**ROWS**
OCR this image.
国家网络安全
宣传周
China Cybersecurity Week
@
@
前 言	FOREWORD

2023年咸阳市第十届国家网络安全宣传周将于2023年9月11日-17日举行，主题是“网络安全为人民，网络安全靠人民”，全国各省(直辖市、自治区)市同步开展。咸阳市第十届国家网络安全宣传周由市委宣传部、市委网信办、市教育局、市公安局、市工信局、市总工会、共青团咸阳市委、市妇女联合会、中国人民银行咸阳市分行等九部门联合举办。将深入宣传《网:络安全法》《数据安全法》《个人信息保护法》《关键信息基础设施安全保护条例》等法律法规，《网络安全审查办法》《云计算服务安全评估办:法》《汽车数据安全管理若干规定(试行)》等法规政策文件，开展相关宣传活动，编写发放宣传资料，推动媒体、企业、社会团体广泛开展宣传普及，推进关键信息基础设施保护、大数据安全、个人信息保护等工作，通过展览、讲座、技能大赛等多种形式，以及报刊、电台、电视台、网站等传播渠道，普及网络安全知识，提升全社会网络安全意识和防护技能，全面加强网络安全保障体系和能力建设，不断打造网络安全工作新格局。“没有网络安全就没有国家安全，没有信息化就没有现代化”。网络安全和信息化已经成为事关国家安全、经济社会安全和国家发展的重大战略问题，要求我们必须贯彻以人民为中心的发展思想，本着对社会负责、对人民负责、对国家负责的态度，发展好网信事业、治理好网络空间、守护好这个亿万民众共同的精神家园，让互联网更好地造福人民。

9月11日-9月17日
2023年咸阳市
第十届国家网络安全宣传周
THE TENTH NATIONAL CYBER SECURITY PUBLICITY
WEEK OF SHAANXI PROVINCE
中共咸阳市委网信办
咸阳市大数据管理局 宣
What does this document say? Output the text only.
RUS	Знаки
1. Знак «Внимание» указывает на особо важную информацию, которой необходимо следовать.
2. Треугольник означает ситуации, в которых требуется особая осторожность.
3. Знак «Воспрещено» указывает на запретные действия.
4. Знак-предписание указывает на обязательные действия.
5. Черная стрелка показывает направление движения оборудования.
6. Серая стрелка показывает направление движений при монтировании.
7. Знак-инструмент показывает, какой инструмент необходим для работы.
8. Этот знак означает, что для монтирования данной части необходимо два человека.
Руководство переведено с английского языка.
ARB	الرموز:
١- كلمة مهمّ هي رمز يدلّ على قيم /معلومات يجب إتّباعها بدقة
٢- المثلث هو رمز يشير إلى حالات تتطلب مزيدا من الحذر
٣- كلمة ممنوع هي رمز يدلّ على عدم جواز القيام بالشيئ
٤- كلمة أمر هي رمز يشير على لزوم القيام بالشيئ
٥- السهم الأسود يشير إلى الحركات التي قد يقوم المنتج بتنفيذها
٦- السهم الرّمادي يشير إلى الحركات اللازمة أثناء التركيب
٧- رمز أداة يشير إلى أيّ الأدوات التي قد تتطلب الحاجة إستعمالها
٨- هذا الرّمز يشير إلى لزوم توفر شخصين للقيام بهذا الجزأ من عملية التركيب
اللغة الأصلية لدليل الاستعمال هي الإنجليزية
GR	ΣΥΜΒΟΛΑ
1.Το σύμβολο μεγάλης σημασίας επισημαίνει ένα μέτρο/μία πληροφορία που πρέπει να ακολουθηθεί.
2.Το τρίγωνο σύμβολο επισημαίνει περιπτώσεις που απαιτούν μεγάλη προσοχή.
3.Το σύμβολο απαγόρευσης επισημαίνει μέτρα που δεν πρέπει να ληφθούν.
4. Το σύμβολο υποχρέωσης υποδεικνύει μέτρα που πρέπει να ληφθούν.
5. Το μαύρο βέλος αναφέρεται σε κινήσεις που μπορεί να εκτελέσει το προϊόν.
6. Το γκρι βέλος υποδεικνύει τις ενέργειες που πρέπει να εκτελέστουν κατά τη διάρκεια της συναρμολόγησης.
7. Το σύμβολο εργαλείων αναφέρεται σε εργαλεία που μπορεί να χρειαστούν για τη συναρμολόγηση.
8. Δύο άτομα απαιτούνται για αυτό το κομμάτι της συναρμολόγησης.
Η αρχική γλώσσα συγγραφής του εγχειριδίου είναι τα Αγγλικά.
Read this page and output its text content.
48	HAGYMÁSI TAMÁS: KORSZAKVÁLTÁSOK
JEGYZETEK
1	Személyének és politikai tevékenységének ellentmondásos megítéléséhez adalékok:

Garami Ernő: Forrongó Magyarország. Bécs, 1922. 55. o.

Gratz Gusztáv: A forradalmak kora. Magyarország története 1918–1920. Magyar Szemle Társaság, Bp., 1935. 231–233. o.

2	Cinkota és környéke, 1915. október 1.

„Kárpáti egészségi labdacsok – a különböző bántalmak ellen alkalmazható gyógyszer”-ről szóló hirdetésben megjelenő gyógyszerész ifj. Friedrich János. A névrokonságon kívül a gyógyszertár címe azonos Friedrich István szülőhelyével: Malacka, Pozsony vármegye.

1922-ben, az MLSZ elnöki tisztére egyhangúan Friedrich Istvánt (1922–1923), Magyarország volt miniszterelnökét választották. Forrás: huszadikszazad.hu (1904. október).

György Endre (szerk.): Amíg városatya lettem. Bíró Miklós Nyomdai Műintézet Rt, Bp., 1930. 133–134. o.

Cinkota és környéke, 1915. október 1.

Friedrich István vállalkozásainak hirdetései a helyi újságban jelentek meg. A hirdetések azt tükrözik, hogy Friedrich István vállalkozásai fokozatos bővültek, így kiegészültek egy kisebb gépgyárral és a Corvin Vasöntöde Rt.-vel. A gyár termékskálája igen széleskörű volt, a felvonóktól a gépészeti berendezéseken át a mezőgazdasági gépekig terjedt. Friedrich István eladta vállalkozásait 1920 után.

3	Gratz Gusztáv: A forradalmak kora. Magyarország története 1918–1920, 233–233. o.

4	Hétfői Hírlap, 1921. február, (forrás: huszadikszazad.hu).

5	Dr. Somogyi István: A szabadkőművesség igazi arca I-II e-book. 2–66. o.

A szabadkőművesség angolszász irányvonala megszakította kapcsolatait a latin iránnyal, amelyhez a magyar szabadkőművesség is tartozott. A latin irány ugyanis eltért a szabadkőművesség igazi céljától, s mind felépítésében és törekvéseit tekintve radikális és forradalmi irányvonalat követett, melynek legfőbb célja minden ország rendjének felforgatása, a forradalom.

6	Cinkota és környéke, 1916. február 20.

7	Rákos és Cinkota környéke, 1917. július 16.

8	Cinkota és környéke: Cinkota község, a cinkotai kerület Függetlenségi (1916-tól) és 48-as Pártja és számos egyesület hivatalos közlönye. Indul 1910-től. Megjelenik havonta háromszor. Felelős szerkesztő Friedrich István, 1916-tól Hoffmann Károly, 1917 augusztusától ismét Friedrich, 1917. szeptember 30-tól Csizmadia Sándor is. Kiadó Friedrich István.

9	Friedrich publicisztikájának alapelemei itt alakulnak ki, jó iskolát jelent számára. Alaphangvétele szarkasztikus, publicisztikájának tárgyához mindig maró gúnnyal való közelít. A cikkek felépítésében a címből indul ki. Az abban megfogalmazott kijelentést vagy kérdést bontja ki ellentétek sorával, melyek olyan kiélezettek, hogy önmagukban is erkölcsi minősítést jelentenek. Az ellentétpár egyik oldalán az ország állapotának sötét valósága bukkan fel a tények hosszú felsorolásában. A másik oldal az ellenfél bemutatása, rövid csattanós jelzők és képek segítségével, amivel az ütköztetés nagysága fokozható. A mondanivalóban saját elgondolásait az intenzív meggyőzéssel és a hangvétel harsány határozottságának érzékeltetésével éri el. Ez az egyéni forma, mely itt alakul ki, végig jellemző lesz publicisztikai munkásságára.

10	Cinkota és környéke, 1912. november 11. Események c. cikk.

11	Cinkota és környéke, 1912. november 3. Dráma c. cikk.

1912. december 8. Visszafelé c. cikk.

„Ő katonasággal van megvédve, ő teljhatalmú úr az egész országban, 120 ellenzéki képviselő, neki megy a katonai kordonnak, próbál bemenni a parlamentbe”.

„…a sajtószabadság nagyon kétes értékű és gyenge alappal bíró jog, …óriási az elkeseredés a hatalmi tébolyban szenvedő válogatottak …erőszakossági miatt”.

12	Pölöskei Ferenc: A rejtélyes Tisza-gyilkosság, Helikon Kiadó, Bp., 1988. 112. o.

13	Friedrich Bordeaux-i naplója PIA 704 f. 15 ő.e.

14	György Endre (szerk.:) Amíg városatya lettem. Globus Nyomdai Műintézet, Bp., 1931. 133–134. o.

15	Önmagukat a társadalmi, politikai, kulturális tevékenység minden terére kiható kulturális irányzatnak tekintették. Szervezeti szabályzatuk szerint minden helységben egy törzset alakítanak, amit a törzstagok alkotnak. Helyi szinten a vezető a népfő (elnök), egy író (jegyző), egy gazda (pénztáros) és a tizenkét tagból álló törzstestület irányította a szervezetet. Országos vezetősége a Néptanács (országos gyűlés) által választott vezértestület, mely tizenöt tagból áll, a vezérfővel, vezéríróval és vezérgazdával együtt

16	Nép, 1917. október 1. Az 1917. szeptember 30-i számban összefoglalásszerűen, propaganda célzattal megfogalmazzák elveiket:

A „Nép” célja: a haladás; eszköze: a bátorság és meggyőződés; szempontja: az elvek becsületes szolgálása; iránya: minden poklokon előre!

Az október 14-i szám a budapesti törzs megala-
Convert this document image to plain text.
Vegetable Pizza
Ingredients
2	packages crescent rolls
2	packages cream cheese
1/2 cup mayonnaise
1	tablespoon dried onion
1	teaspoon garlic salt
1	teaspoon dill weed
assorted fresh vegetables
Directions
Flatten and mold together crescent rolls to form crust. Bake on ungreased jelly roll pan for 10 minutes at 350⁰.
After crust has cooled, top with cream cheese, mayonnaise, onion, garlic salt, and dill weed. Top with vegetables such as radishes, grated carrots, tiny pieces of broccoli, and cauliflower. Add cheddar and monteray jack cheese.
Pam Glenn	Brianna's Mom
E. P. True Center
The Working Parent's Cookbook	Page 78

**THE REQUEST**
Collect the lines that hold "teaspoon".

**FULL SOLUTION**
1	teaspoon garlic salt
1	teaspoon dill weed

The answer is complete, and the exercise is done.